** Start Supplied records **
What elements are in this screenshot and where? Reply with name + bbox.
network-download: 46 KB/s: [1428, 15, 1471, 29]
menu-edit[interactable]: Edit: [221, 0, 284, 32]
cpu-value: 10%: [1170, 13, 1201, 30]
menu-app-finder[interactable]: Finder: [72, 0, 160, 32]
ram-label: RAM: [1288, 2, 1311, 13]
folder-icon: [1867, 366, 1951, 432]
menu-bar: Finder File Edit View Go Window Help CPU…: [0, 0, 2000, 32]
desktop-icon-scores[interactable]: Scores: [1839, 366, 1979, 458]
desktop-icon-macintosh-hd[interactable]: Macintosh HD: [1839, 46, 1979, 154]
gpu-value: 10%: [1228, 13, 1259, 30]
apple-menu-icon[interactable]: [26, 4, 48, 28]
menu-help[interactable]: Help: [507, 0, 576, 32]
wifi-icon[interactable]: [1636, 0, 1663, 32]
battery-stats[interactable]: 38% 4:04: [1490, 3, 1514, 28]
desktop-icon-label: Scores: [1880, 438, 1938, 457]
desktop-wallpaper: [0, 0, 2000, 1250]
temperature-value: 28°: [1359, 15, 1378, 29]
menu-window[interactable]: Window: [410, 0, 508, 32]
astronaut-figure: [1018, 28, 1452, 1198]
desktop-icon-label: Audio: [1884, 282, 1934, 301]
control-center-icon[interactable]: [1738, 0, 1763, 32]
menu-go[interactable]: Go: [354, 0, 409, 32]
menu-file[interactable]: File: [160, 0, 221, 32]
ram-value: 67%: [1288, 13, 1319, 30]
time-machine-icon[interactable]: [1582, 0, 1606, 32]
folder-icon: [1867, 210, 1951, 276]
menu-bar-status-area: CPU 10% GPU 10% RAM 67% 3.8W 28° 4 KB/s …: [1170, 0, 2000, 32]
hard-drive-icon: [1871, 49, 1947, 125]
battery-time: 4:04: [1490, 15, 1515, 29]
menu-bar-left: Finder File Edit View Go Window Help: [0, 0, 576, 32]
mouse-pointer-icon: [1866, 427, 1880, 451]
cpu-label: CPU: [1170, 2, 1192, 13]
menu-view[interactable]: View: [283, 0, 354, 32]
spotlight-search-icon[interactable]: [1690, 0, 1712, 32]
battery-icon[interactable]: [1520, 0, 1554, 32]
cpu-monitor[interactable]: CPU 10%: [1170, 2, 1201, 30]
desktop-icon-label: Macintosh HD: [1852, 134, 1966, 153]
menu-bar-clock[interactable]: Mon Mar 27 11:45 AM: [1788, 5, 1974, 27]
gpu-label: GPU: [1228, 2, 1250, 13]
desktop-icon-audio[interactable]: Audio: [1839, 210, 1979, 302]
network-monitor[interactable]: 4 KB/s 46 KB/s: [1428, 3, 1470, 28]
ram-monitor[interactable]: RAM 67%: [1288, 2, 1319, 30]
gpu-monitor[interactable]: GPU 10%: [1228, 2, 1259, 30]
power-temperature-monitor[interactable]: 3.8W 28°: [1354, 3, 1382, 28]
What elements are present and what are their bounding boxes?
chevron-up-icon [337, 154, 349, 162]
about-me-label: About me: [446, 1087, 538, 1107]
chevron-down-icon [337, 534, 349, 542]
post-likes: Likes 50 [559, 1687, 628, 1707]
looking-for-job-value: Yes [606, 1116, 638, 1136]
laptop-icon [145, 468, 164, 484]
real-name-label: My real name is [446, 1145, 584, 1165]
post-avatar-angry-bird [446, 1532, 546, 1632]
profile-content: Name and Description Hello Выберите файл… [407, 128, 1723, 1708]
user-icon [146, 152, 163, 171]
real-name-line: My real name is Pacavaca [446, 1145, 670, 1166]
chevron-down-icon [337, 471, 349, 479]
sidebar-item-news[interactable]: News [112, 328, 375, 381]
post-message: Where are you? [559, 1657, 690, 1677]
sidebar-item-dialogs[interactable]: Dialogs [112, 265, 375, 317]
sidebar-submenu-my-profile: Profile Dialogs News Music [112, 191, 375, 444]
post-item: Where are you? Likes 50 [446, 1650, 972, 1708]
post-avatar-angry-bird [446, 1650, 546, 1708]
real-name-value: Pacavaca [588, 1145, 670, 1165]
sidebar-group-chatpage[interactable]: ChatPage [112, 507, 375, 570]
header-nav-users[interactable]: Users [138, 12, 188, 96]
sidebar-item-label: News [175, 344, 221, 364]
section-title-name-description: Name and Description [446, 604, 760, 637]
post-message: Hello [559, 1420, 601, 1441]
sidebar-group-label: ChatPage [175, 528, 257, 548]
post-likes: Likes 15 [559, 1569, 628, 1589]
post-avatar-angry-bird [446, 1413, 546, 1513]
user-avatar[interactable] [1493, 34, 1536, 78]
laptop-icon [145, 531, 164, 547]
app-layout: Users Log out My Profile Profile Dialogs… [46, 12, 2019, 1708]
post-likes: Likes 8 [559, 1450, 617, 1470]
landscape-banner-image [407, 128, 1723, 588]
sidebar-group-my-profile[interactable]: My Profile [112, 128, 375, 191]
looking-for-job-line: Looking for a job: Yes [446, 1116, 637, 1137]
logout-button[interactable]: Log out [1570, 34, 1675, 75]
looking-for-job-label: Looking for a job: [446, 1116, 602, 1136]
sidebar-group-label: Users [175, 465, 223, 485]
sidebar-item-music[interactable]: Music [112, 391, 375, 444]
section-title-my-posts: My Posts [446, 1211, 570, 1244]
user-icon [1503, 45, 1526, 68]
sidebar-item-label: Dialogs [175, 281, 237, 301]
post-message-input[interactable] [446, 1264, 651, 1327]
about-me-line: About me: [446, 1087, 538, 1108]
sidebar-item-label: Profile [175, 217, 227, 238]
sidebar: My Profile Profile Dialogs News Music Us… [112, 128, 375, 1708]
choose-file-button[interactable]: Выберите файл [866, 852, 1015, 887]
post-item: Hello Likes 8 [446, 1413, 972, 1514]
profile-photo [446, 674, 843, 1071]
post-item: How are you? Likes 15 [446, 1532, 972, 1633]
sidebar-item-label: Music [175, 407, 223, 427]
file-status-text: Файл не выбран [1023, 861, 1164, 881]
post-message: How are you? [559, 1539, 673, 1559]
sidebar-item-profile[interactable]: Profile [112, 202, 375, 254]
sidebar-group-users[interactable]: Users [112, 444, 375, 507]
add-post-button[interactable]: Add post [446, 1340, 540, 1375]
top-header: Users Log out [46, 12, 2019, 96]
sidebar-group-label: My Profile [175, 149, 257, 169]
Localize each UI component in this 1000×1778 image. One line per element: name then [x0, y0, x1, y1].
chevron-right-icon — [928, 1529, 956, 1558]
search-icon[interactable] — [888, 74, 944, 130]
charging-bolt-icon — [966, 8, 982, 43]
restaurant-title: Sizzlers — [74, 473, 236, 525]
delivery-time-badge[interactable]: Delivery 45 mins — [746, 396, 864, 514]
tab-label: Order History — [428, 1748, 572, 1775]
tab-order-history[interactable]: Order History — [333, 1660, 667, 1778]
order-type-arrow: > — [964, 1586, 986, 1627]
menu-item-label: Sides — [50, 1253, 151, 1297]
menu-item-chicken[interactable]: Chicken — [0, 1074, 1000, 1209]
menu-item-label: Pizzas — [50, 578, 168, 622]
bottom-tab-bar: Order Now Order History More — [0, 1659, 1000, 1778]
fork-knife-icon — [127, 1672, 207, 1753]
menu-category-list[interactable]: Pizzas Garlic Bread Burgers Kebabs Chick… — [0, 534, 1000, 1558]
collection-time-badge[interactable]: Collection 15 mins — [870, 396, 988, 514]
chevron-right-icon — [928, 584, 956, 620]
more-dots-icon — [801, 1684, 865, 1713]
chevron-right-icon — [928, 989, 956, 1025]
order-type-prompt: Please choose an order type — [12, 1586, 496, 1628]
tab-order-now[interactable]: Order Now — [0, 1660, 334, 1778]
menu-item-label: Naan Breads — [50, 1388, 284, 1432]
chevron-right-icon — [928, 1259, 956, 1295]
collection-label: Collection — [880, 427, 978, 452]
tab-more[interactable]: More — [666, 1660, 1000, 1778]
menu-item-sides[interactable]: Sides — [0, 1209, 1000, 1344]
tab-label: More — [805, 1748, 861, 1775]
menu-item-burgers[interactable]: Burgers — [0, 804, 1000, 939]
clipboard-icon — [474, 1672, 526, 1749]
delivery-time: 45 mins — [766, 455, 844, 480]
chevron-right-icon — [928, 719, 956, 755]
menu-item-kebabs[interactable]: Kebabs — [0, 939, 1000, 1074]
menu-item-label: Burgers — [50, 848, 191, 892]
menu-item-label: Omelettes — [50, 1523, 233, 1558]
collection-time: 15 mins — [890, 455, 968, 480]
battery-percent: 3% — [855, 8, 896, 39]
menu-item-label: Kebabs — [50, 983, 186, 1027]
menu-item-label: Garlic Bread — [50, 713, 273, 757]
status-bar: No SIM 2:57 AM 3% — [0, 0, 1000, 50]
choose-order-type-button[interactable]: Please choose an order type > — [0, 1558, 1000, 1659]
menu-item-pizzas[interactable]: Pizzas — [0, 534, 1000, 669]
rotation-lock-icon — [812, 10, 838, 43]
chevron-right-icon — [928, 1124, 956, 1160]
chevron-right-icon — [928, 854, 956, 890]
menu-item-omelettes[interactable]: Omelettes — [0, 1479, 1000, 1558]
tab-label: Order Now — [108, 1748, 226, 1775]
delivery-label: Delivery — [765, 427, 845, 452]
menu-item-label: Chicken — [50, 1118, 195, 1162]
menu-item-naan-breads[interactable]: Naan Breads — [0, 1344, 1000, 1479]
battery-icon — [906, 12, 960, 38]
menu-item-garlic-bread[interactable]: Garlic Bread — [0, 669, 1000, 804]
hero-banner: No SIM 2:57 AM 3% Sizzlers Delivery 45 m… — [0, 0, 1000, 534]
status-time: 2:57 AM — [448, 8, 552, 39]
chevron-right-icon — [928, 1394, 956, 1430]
** End Supplied records **
-- Required task --
Transcribe the records above, from the very first line through the line containing "ram-monitor[interactable]: RAM 67%: [1288, 2, 1319, 30]", including both of those lines and changing nothing.

-- Task solution --
What elements are in this screenshot and where? Reply with name + bbox.
network-download: 46 KB/s: [1428, 15, 1471, 29]
menu-edit[interactable]: Edit: [221, 0, 284, 32]
cpu-value: 10%: [1170, 13, 1201, 30]
menu-app-finder[interactable]: Finder: [72, 0, 160, 32]
ram-label: RAM: [1288, 2, 1311, 13]
folder-icon: [1867, 366, 1951, 432]
menu-bar: Finder File Edit View Go Window Help CPU…: [0, 0, 2000, 32]
desktop-icon-scores[interactable]: Scores: [1839, 366, 1979, 458]
desktop-icon-macintosh-hd[interactable]: Macintosh HD: [1839, 46, 1979, 154]
gpu-value: 10%: [1228, 13, 1259, 30]
apple-menu-icon[interactable]: [26, 4, 48, 28]
menu-help[interactable]: Help: [507, 0, 576, 32]
wifi-icon[interactable]: [1636, 0, 1663, 32]
battery-stats[interactable]: 38% 4:04: [1490, 3, 1514, 28]
desktop-icon-label: Scores: [1880, 438, 1938, 457]
desktop-wallpaper: [0, 0, 2000, 1250]
temperature-value: 28°: [1359, 15, 1378, 29]
menu-window[interactable]: Window: [410, 0, 508, 32]
astronaut-figure: [1018, 28, 1452, 1198]
desktop-icon-label: Audio: [1884, 282, 1934, 301]
control-center-icon[interactable]: [1738, 0, 1763, 32]
menu-go[interactable]: Go: [354, 0, 409, 32]
menu-file[interactable]: File: [160, 0, 221, 32]
ram-value: 67%: [1288, 13, 1319, 30]
time-machine-icon[interactable]: [1582, 0, 1606, 32]
folder-icon: [1867, 210, 1951, 276]
menu-bar-status-area: CPU 10% GPU 10% RAM 67% 3.8W 28° 4 KB/s …: [1170, 0, 2000, 32]
hard-drive-icon: [1871, 49, 1947, 125]
battery-time: 4:04: [1490, 15, 1515, 29]
menu-bar-left: Finder File Edit View Go Window Help: [0, 0, 576, 32]
mouse-pointer-icon: [1866, 427, 1880, 451]
cpu-label: CPU: [1170, 2, 1192, 13]
menu-view[interactable]: View: [283, 0, 354, 32]
spotlight-search-icon[interactable]: [1690, 0, 1712, 32]
battery-icon[interactable]: [1520, 0, 1554, 32]
cpu-monitor[interactable]: CPU 10%: [1170, 2, 1201, 30]
desktop-icon-label: Macintosh HD: [1852, 134, 1966, 153]
menu-bar-clock[interactable]: Mon Mar 27 11:45 AM: [1788, 5, 1974, 27]
gpu-label: GPU: [1228, 2, 1250, 13]
desktop-icon-audio[interactable]: Audio: [1839, 210, 1979, 302]
network-monitor[interactable]: 4 KB/s 46 KB/s: [1428, 3, 1470, 28]
ram-monitor[interactable]: RAM 67%: [1288, 2, 1319, 30]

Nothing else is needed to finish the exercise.